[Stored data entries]

>> Begin

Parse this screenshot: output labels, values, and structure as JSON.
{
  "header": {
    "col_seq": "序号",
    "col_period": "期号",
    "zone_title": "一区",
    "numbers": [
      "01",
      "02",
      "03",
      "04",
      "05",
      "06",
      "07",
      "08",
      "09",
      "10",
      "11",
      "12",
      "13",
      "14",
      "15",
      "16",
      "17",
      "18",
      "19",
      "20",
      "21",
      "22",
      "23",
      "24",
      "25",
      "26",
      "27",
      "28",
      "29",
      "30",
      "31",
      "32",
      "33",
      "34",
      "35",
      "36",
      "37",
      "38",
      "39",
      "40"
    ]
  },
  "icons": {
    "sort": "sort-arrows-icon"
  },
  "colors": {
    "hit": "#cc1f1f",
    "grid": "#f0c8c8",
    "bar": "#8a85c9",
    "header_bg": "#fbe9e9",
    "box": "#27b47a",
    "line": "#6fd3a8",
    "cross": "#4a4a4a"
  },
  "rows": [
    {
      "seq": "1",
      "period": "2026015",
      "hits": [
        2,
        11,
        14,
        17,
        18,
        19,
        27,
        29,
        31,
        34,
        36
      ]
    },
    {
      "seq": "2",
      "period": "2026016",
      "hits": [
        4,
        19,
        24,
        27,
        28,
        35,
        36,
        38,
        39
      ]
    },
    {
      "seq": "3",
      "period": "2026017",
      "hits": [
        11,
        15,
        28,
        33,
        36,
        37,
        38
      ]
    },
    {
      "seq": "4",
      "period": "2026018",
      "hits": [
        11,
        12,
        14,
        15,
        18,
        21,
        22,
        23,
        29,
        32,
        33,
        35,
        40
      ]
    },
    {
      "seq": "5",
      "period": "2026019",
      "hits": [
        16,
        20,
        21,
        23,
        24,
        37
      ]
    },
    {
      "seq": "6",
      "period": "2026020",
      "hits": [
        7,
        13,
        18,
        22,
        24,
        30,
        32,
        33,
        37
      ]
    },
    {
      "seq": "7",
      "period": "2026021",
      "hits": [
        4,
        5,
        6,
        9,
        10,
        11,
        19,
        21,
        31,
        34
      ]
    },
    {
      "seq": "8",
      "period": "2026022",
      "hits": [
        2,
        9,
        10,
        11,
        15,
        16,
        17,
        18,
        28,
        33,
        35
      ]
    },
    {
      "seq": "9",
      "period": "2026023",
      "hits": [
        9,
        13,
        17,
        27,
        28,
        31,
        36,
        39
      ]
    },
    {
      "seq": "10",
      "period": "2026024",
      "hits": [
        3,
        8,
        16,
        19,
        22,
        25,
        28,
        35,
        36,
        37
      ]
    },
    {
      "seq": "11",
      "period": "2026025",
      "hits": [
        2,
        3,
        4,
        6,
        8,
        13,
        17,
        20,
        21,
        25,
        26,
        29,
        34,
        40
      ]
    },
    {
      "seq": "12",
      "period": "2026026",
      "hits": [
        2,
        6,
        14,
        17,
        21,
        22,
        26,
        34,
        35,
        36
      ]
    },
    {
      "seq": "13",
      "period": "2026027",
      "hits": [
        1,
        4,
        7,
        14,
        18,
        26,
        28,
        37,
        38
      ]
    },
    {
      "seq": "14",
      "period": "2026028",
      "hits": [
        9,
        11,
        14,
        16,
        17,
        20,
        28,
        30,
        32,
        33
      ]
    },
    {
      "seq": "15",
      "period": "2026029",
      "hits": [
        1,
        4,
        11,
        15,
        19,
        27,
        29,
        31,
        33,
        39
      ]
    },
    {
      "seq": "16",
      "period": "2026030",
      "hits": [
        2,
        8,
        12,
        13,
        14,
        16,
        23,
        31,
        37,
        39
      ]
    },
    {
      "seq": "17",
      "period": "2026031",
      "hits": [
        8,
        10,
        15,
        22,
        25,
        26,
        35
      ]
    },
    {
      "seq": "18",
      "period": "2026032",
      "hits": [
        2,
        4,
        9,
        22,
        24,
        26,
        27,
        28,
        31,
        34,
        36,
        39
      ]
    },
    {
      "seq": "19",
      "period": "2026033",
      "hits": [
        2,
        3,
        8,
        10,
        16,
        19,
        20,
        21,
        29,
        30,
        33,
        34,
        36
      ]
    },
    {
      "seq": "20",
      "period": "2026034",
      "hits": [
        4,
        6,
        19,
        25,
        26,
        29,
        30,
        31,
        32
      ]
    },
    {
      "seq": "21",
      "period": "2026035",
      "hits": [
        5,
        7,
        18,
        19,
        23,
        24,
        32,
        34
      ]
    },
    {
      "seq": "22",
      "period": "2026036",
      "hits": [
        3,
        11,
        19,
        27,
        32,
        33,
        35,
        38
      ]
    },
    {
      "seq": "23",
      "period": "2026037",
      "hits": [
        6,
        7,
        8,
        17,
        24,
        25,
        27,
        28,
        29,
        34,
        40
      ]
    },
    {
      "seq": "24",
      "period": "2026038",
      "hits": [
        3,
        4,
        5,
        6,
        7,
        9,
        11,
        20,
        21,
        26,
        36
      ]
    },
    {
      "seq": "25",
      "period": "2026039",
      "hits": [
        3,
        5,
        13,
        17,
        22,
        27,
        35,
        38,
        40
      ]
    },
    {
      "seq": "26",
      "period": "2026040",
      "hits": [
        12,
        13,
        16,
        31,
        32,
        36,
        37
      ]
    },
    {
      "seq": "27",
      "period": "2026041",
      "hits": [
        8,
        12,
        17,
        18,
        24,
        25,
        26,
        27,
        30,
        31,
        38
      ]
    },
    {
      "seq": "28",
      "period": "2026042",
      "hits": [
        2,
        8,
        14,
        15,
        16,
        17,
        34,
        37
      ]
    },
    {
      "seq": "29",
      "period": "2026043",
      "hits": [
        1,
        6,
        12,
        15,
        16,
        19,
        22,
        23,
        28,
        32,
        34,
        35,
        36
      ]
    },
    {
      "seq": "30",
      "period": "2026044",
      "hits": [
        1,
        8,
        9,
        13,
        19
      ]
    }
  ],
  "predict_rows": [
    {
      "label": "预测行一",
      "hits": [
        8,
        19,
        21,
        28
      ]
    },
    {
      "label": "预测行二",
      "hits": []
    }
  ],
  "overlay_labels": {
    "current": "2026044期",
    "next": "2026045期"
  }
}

>> End

--- BRIEF ---
Your task is to repeat every line exactly.

--- SOLUTION FOR THIS EXERCISE ---
Parse this screenshot: output labels, values, and structure as JSON.
{
  "header": {
    "col_seq": "序号",
    "col_period": "期号",
    "zone_title": "一区",
    "numbers": [
      "01",
      "02",
      "03",
      "04",
      "05",
      "06",
      "07",
      "08",
      "09",
      "10",
      "11",
      "12",
      "13",
      "14",
      "15",
      "16",
      "17",
      "18",
      "19",
      "20",
      "21",
      "22",
      "23",
      "24",
      "25",
      "26",
      "27",
      "28",
      "29",
      "30",
      "31",
      "32",
      "33",
      "34",
      "35",
      "36",
      "37",
      "38",
      "39",
      "40"
    ]
  },
  "icons": {
    "sort": "sort-arrows-icon"
  },
  "colors": {
    "hit": "#cc1f1f",
    "grid": "#f0c8c8",
    "bar": "#8a85c9",
    "header_bg": "#fbe9e9",
    "box": "#27b47a",
    "line": "#6fd3a8",
    "cross": "#4a4a4a"
  },
  "rows": [
    {
      "seq": "1",
      "period": "2026015",
      "hits": [
        2,
        11,
        14,
        17,
        18,
        19,
        27,
        29,
        31,
        34,
        36
      ]
    },
    {
      "seq": "2",
      "period": "2026016",
      "hits": [
        4,
        19,
        24,
        27,
        28,
        35,
        36,
        38,
        39
      ]
    },
    {
      "seq": "3",
      "period": "2026017",
      "hits": [
        11,
        15,
        28,
        33,
        36,
        37,
        38
      ]
    },
    {
      "seq": "4",
      "period": "2026018",
      "hits": [
        11,
        12,
        14,
        15,
        18,
        21,
        22,
        23,
        29,
        32,
        33,
        35,
        40
      ]
    },
    {
      "seq": "5",
      "period": "2026019",
      "hits": [
        16,
        20,
        21,
        23,
        24,
        37
      ]
    },
    {
      "seq": "6",
      "period": "2026020",
      "hits": [
        7,
        13,
        18,
        22,
        24,
        30,
        32,
        33,
        37
      ]
    },
    {
      "seq": "7",
      "period": "2026021",
      "hits": [
        4,
        5,
        6,
        9,
        10,
        11,
        19,
        21,
        31,
        34
      ]
    },
    {
      "seq": "8",
      "period": "2026022",
      "hits": [
        2,
        9,
        10,
        11,
        15,
        16,
        17,
        18,
        28,
        33,
        35
      ]
    },
    {
      "seq": "9",
      "period": "2026023",
      "hits": [
        9,
        13,
        17,
        27,
        28,
        31,
        36,
        39
      ]
    },
    {
      "seq": "10",
      "period": "2026024",
      "hits": [
        3,
        8,
        16,
        19,
        22,
        25,
        28,
        35,
        36,
        37
      ]
    },
    {
      "seq": "11",
      "period": "2026025",
      "hits": [
        2,
        3,
        4,
        6,
        8,
        13,
        17,
        20,
        21,
        25,
        26,
        29,
        34,
        40
      ]
    },
    {
      "seq": "12",
      "period": "2026026",
      "hits": [
        2,
        6,
        14,
        17,
        21,
        22,
        26,
        34,
        35,
        36
      ]
    },
    {
      "seq": "13",
      "period": "2026027",
      "hits": [
        1,
        4,
        7,
        14,
        18,
        26,
        28,
        37,
        38
      ]
    },
    {
      "seq": "14",
      "period": "2026028",
      "hits": [
        9,
        11,
        14,
        16,
        17,
        20,
        28,
        30,
        32,
        33
      ]
    },
    {
      "seq": "15",
      "period": "2026029",
      "hits": [
        1,
        4,
        11,
        15,
        19,
        27,
        29,
        31,
        33,
        39
      ]
    },
    {
      "seq": "16",
      "period": "2026030",
      "hits": [
        2,
        8,
        12,
        13,
        14,
        16,
        23,
        31,
        37,
        39
      ]
    },
    {
      "seq": "17",
      "period": "2026031",
      "hits": [
        8,
        10,
        15,
        22,
        25,
        26,
        35
      ]
    },
    {
      "seq": "18",
      "period": "2026032",
      "hits": [
        2,
        4,
        9,
        22,
        24,
        26,
        27,
        28,
        31,
        34,
        36,
        39
      ]
    },
    {
      "seq": "19",
      "period": "2026033",
      "hits": [
        2,
        3,
        8,
        10,
        16,
        19,
        20,
        21,
        29,
        30,
        33,
        34,
        36
      ]
    },
    {
      "seq": "20",
      "period": "2026034",
      "hits": [
        4,
        6,
        19,
        25,
        26,
        29,
        30,
        31,
        32
      ]
    },
    {
      "seq": "21",
      "period": "2026035",
      "hits": [
        5,
        7,
        18,
        19,
        23,
        24,
        32,
        34
      ]
    },
    {
      "seq": "22",
      "period": "2026036",
      "hits": [
        3,
        11,
        19,
        27,
        32,
        33,
        35,
        38
      ]
    },
    {
      "seq": "23",
      "period": "2026037",
      "hits": [
        6,
        7,
        8,
        17,
        24,
        25,
        27,
        28,
        29,
        34,
        40
      ]
    },
    {
      "seq": "24",
      "period": "2026038",
      "hits": [
        3,
        4,
        5,
        6,
        7,
        9,
        11,
        20,
        21,
        26,
        36
      ]
    },
    {
      "seq": "25",
      "period": "2026039",
      "hits": [
        3,
        5,
        13,
        17,
        22,
        27,
        35,
        38,
        40
      ]
    },
    {
      "seq": "26",
      "period": "2026040",
      "hits": [
        12,
        13,
        16,
        31,
        32,
        36,
        37
      ]
    },
    {
      "seq": "27",
      "period": "2026041",
      "hits": [
        8,
        12,
        17,
        18,
        24,
        25,
        26,
        27,
        30,
        31,
        38
      ]
    },
    {
      "seq": "28",
      "period": "2026042",
      "hits": [
        2,
        8,
        14,
        15,
        16,
        17,
        34,
        37
      ]
    },
    {
      "seq": "29",
      "period": "2026043",
      "hits": [
        1,
        6,
        12,
        15,
        16,
        19,
        22,
        23,
        28,
        32,
        34,
        35,
        36
      ]
    },
    {
      "seq": "30",
      "period": "2026044",
      "hits": [
        1,
        8,
        9,
        13,
        19
      ]
    }
  ],
  "predict_rows": [
    {
      "label": "预测行一",
      "hits": [
        8,
        19,
        21,
        28
      ]
    },
    {
      "label": "预测行二",
      "hits": []
    }
  ],
  "overlay_labels": {
    "current": "2026044期",
    "next": "2026045期"
  }
}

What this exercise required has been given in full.